[Record list]
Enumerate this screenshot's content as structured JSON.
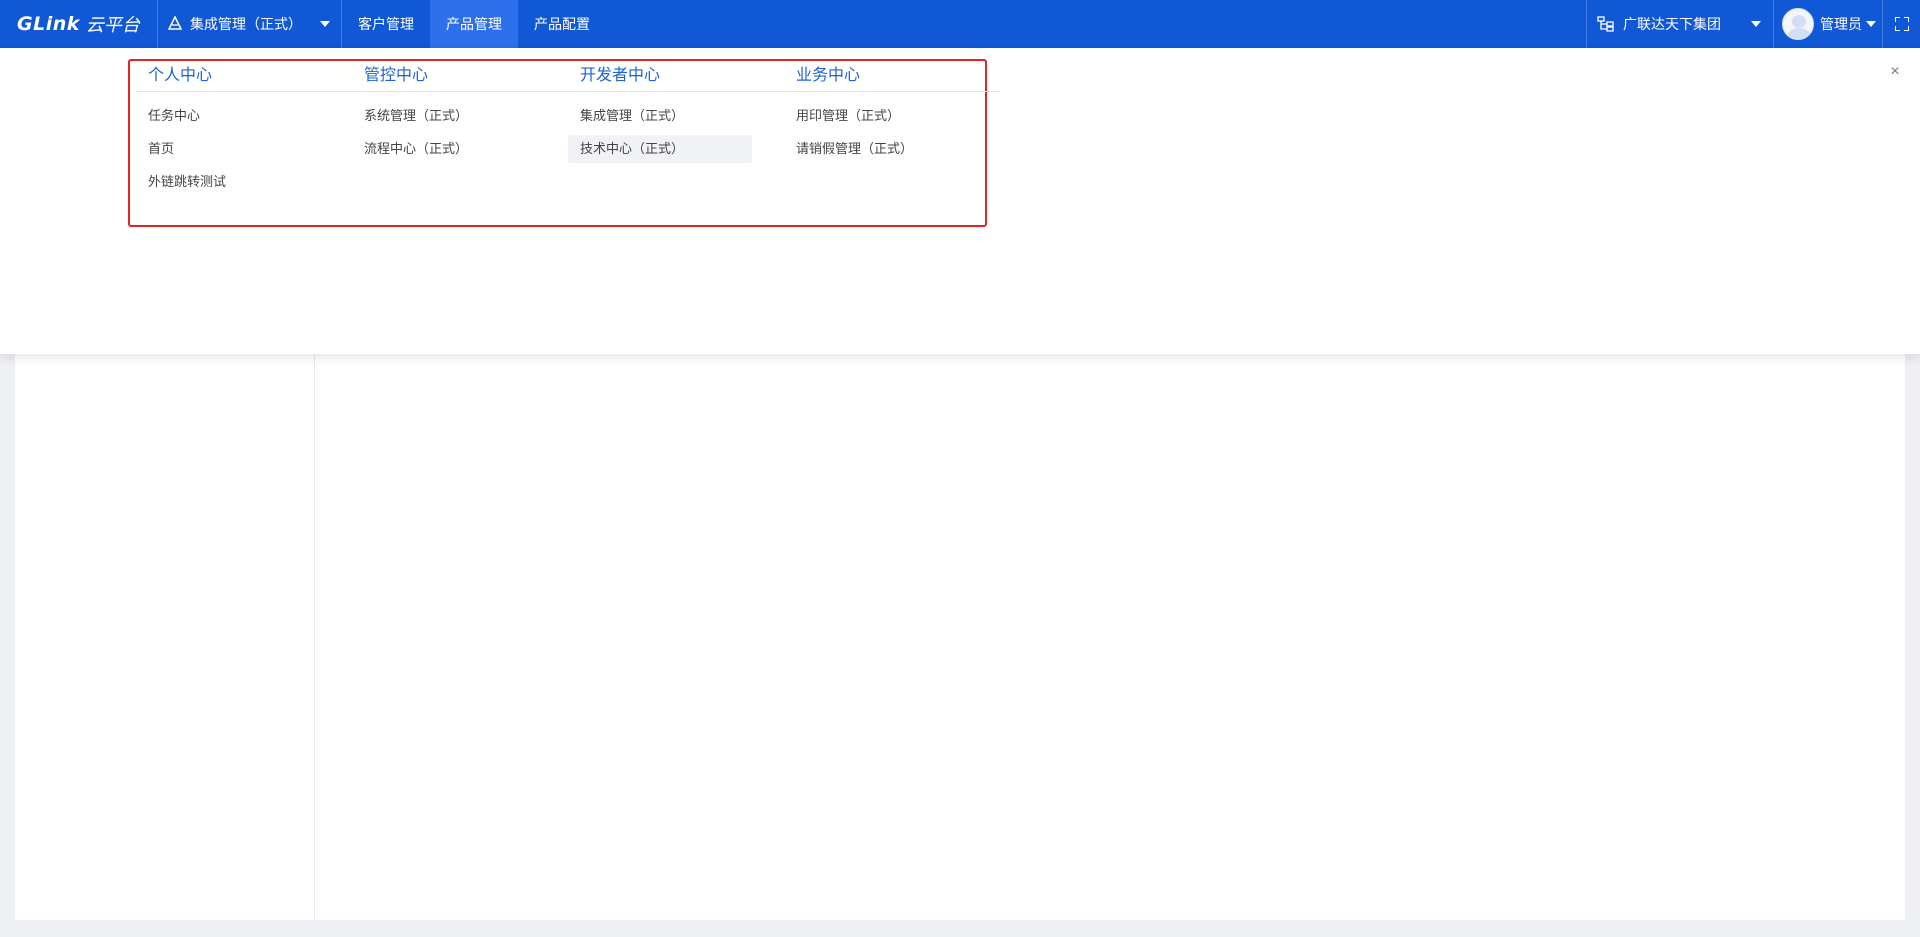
{
  "topbar": {
    "logo_brand": "GLink",
    "logo_sub": "云平台",
    "system_select": {
      "icon": "triangle-a-icon",
      "label": "集成管理（正式）"
    },
    "tabs": [
      {
        "label": "客户管理",
        "active": false
      },
      {
        "label": "产品管理",
        "active": true
      },
      {
        "label": "产品配置",
        "active": false
      }
    ],
    "org": {
      "icon": "org-tree-icon",
      "label": "广联达天下集团"
    },
    "user": {
      "label": "管理员"
    },
    "fullscreen_icon": "fullscreen-icon",
    "colors": {
      "bar": "#1158d6",
      "active_tab": "#2d70eb"
    }
  },
  "panel": {
    "close_icon": "×",
    "highlight_color": "#e02525",
    "columns": [
      {
        "title": "个人中心",
        "items": [
          "任务中心",
          "首页",
          "外链跳转测试"
        ]
      },
      {
        "title": "管控中心",
        "items": [
          "系统管理（正式）",
          "流程中心（正式）"
        ]
      },
      {
        "title": "开发者中心",
        "items": [
          "集成管理（正式）",
          "技术中心（正式）"
        ]
      },
      {
        "title": "业务中心",
        "items": [
          "用印管理（正式）",
          "请销假管理（正式）"
        ]
      }
    ],
    "hovered_item": "技术中心（正式）",
    "title_color": "#1a64d6"
  }
}
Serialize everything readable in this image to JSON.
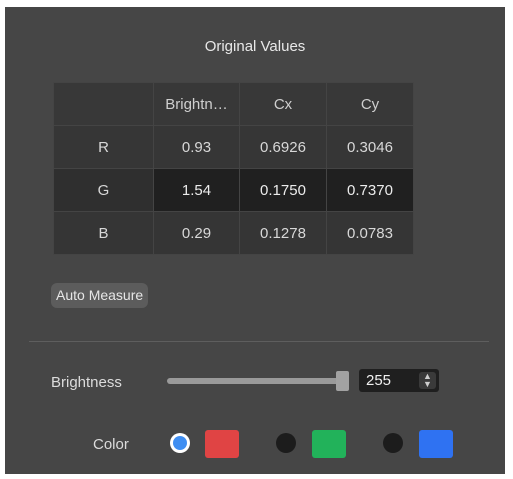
{
  "section_title": "Original Values",
  "table": {
    "headers": [
      "",
      "Brightn…",
      "Cx",
      "Cy"
    ],
    "rows": [
      {
        "label": "R",
        "brightness": "0.93",
        "cx": "0.6926",
        "cy": "0.3046"
      },
      {
        "label": "G",
        "brightness": "1.54",
        "cx": "0.1750",
        "cy": "0.7370"
      },
      {
        "label": "B",
        "brightness": "0.29",
        "cx": "0.1278",
        "cy": "0.0783"
      }
    ]
  },
  "auto_measure_label": "Auto Measure",
  "brightness": {
    "label": "Brightness",
    "value": "255",
    "slider_fraction": 1.0
  },
  "color": {
    "label": "Color",
    "selected": "red",
    "swatches": [
      {
        "name": "red",
        "hex": "#e04444"
      },
      {
        "name": "green",
        "hex": "#22b25a"
      },
      {
        "name": "blue",
        "hex": "#2f72f2"
      }
    ]
  }
}
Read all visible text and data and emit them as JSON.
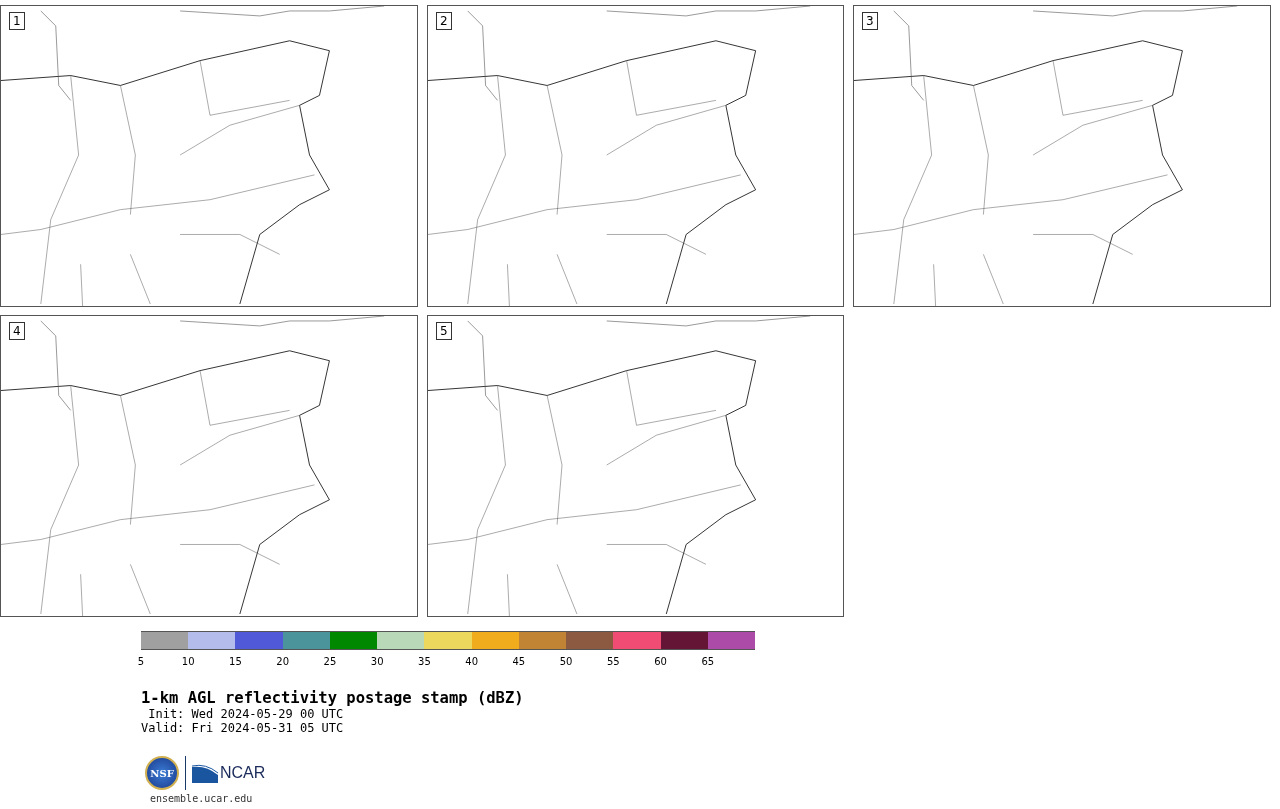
{
  "panels": [
    {
      "label": "1"
    },
    {
      "label": "2"
    },
    {
      "label": "3"
    },
    {
      "label": "4"
    },
    {
      "label": "5"
    }
  ],
  "colorbar": {
    "bins": [
      {
        "color": "#a0a0a0",
        "tick": "5"
      },
      {
        "color": "#b4bcec",
        "tick": "10"
      },
      {
        "color": "#505ad8",
        "tick": "15"
      },
      {
        "color": "#4c949c",
        "tick": "20"
      },
      {
        "color": "#008800",
        "tick": "25"
      },
      {
        "color": "#b8d8b8",
        "tick": "30"
      },
      {
        "color": "#ecd85c",
        "tick": "35"
      },
      {
        "color": "#f0ac1c",
        "tick": "40"
      },
      {
        "color": "#c08434",
        "tick": "45"
      },
      {
        "color": "#8c5a40",
        "tick": "50"
      },
      {
        "color": "#f04c74",
        "tick": "55"
      },
      {
        "color": "#641434",
        "tick": "60"
      },
      {
        "color": "#ac4ca8",
        "tick": "65"
      }
    ]
  },
  "title": "1-km AGL reflectivity postage stamp (dBZ)",
  "init": " Init: Wed 2024-05-29 00 UTC",
  "valid": "Valid: Fri 2024-05-31 05 UTC",
  "logos": {
    "seal_text": "NSF",
    "wordmark": "NCAR"
  },
  "url": "ensemble.ucar.edu"
}
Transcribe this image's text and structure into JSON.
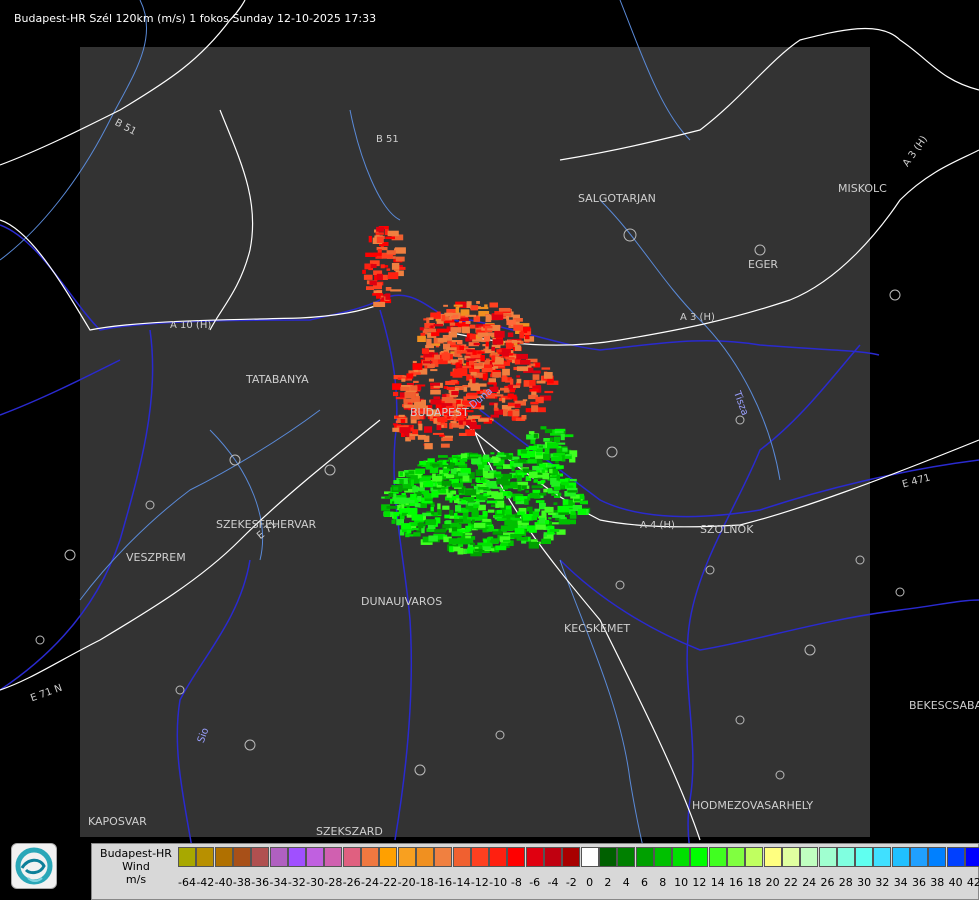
{
  "title": "Budapest-HR Szél 120km (m/s) 1 fokos Sunday 12-10-2025 17:33",
  "cities": [
    {
      "label": "SALGOTARJAN"
    },
    {
      "label": "MISKOLC"
    },
    {
      "label": "EGER"
    },
    {
      "label": "TATABANYA"
    },
    {
      "label": "BUDAPEST"
    },
    {
      "label": "SZEKESFEHERVAR"
    },
    {
      "label": "VESZPREM"
    },
    {
      "label": "DUNAUJVAROS"
    },
    {
      "label": "KECSKEMET"
    },
    {
      "label": "SZOLNOK"
    },
    {
      "label": "BEKESCSABA"
    },
    {
      "label": "HODMEZOVASARHELY"
    },
    {
      "label": "KAPOSVAR"
    },
    {
      "label": "SZEKSZARD"
    }
  ],
  "roads": [
    {
      "label": "B 51"
    },
    {
      "label": "B 51"
    },
    {
      "label": "A 3 (H)"
    },
    {
      "label": "A 3 (H)"
    },
    {
      "label": "A 10 (H)"
    },
    {
      "label": "A 4 (H)"
    },
    {
      "label": "E 471"
    },
    {
      "label": "E 71"
    },
    {
      "label": "E 71 N"
    }
  ],
  "rivers": [
    {
      "label": "Duna"
    },
    {
      "label": "Tisza"
    },
    {
      "label": "Sio"
    }
  ],
  "legend": {
    "station": "Budapest-HR",
    "quantity": "Wind",
    "unit": "m/s",
    "entries": [
      {
        "value": "-64",
        "color": "#a8a800"
      },
      {
        "value": "-42",
        "color": "#b89000"
      },
      {
        "value": "-40",
        "color": "#b07000"
      },
      {
        "value": "-38",
        "color": "#a85018"
      },
      {
        "value": "-36",
        "color": "#b05050"
      },
      {
        "value": "-34",
        "color": "#b060c0"
      },
      {
        "value": "-32",
        "color": "#a050ff"
      },
      {
        "value": "-30",
        "color": "#c060e0"
      },
      {
        "value": "-28",
        "color": "#d060b0"
      },
      {
        "value": "-26",
        "color": "#e06080"
      },
      {
        "value": "-24",
        "color": "#f07840"
      },
      {
        "value": "-22",
        "color": "#ffa000"
      },
      {
        "value": "-20",
        "color": "#f8a020"
      },
      {
        "value": "-18",
        "color": "#f09020"
      },
      {
        "value": "-16",
        "color": "#f08040"
      },
      {
        "value": "-14",
        "color": "#f06030"
      },
      {
        "value": "-12",
        "color": "#ff4020"
      },
      {
        "value": "-10",
        "color": "#ff2010"
      },
      {
        "value": "-8",
        "color": "#ff0000"
      },
      {
        "value": "-6",
        "color": "#e00010"
      },
      {
        "value": "-4",
        "color": "#c00010"
      },
      {
        "value": "-2",
        "color": "#a80000"
      },
      {
        "value": "0",
        "color": "#ffffff"
      },
      {
        "value": "2",
        "color": "#006000"
      },
      {
        "value": "4",
        "color": "#008000"
      },
      {
        "value": "6",
        "color": "#00a000"
      },
      {
        "value": "8",
        "color": "#00c000"
      },
      {
        "value": "10",
        "color": "#00e000"
      },
      {
        "value": "12",
        "color": "#00ff00"
      },
      {
        "value": "14",
        "color": "#40ff20"
      },
      {
        "value": "16",
        "color": "#80ff40"
      },
      {
        "value": "18",
        "color": "#c0ff60"
      },
      {
        "value": "20",
        "color": "#ffff80"
      },
      {
        "value": "22",
        "color": "#e0ffa0"
      },
      {
        "value": "24",
        "color": "#c0ffc0"
      },
      {
        "value": "26",
        "color": "#a0ffd0"
      },
      {
        "value": "28",
        "color": "#80ffe0"
      },
      {
        "value": "30",
        "color": "#60fff0"
      },
      {
        "value": "32",
        "color": "#40e0ff"
      },
      {
        "value": "34",
        "color": "#20c0ff"
      },
      {
        "value": "36",
        "color": "#20a0ff"
      },
      {
        "value": "38",
        "color": "#0080ff"
      },
      {
        "value": "40",
        "color": "#0040ff"
      },
      {
        "value": "42",
        "color": "#0000ff"
      }
    ]
  },
  "logo_icon": "radar-service-logo-icon"
}
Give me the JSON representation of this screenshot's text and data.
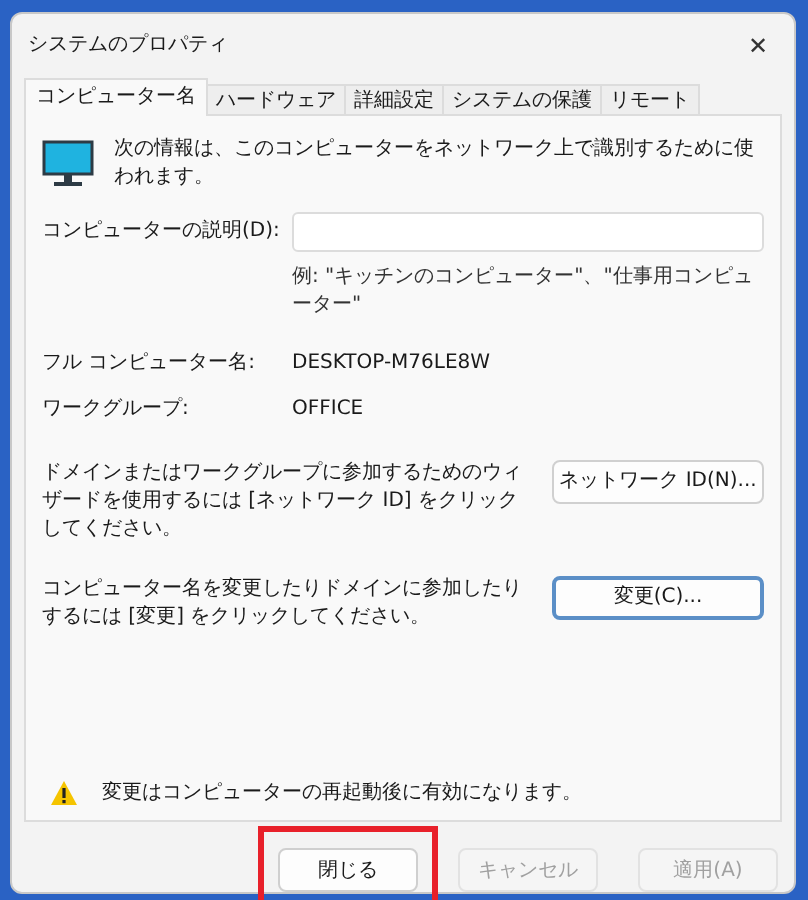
{
  "window": {
    "title": "システムのプロパティ",
    "close_glyph": "✕"
  },
  "tabs": [
    {
      "label": "コンピューター名",
      "selected": true
    },
    {
      "label": "ハードウェア",
      "selected": false
    },
    {
      "label": "詳細設定",
      "selected": false
    },
    {
      "label": "システムの保護",
      "selected": false
    },
    {
      "label": "リモート",
      "selected": false
    }
  ],
  "intro": "次の情報は、このコンピューターをネットワーク上で識別するために使われます。",
  "description": {
    "label": "コンピューターの説明(D):",
    "example": "例: \"キッチンのコンピューター\"、\"仕事用コンピューター\""
  },
  "info": [
    {
      "label": "フル コンピューター名:",
      "value": "DESKTOP-M76LE8W"
    },
    {
      "label": "ワークグループ:",
      "value": "OFFICE"
    }
  ],
  "actions": [
    {
      "text": "ドメインまたはワークグループに参加するためのウィザードを使用するには [ネットワーク ID] をクリックしてください。",
      "button": "ネットワーク ID(N)...",
      "focused": false
    },
    {
      "text": "コンピューター名を変更したりドメインに参加したりするには [変更] をクリックしてください。",
      "button": "変更(C)...",
      "focused": true
    }
  ],
  "notice": "変更はコンピューターの再起動後に有効になります。",
  "buttons": [
    {
      "label": "閉じる",
      "disabled": false,
      "highlighted": true
    },
    {
      "label": "キャンセル",
      "disabled": true,
      "highlighted": false
    },
    {
      "label": "適用(A)",
      "disabled": true,
      "highlighted": false
    }
  ]
}
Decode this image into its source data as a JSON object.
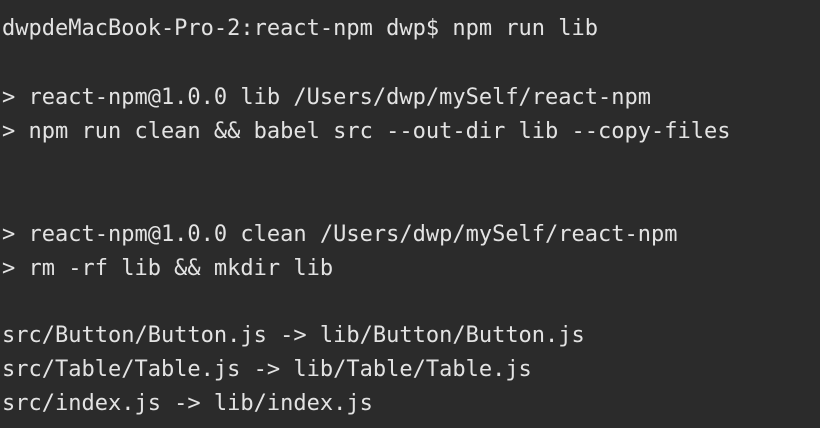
{
  "terminal": {
    "lines": [
      "dwpdeMacBook-Pro-2:react-npm dwp$ npm run lib",
      "> react-npm@1.0.0 lib /Users/dwp/mySelf/react-npm",
      "> npm run clean && babel src --out-dir lib --copy-files",
      "> react-npm@1.0.0 clean /Users/dwp/mySelf/react-npm",
      "> rm -rf lib && mkdir lib",
      "src/Button/Button.js -> lib/Button/Button.js",
      "src/Table/Table.js -> lib/Table/Table.js",
      "src/index.js -> lib/index.js"
    ]
  }
}
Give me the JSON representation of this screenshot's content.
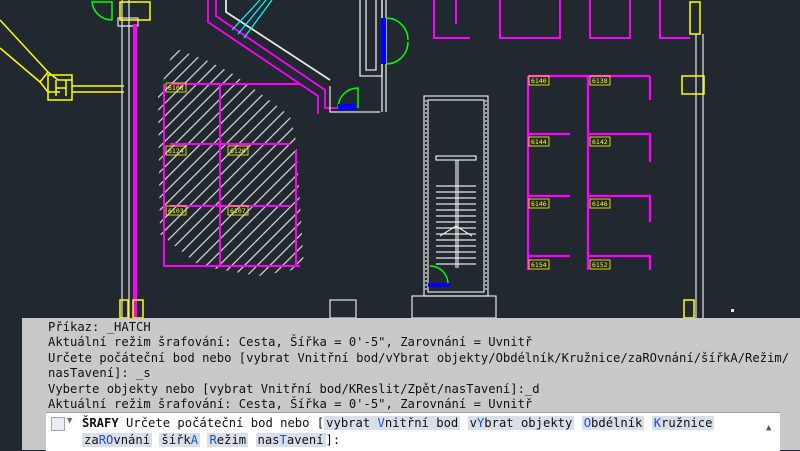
{
  "cad": {
    "room_tags": [
      "6140",
      "6138",
      "6144",
      "6142",
      "6146",
      "6146",
      "6154",
      "6152",
      "6108",
      "6124",
      "6120",
      "6103",
      "6107"
    ],
    "colors": {
      "background": "#212830",
      "walls": "#ff00ff",
      "doors": "#00ff00",
      "tags": "#ffff00",
      "lines": "#e6e6e6",
      "hatch": "#dcdcdc",
      "cyan": "#00ffff",
      "blue": "#0000ff"
    }
  },
  "command_line": {
    "history": [
      "Příkaz: _HATCH",
      "Aktuální režim šrafování: Cesta, Šířka = 0'-5\", Zarovnání = Uvnitř",
      "Určete počáteční bod nebo [vybrat Vnitřní bod/vYbrat objekty/Obdélník/Kružnice/zaROvnání/šířkA/Režim/",
      "nasTavení]: _s",
      "Vyberte objekty nebo [vybrat Vnitřní bod/KReslit/Zpět/nasTavení]:_d",
      "Aktuální režim šrafování: Cesta, Šířka = 0'-5\", Zarovnání = Uvnitř"
    ],
    "current": {
      "command": "ŠRAFY",
      "prompt": "Určete počáteční bod nebo [",
      "options": [
        {
          "pre": "vybrat ",
          "hot": "V",
          "post": "nitřní bod"
        },
        {
          "pre": "v",
          "hot": "Y",
          "post": "brat objekty"
        },
        {
          "pre": "",
          "hot": "O",
          "post": "bdélník"
        },
        {
          "pre": "",
          "hot": "K",
          "post": "ružnice"
        },
        {
          "pre": "za",
          "hot": "RO",
          "post": "vnání"
        },
        {
          "pre": "šířk",
          "hot": "A",
          "post": ""
        },
        {
          "pre": "",
          "hot": "R",
          "post": "ežim"
        },
        {
          "pre": "nas",
          "hot": "T",
          "post": "avení"
        }
      ],
      "suffix": "]:"
    },
    "icons": {
      "grip": "grip-icon",
      "close": "close-icon",
      "customize": "wrench-icon",
      "recent": "command-recent-icon",
      "dropdown": "chevron-down-icon",
      "scroll": "chevron-up-icon"
    }
  }
}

[Given task] Where a line of the records above holds the word "data", copy that line.

[Written solution]
Read all visible text and data and emit them as JSON.
Give me the JSON representation of this screenshot's text and data.
Decode this image into its source data as a JSON object.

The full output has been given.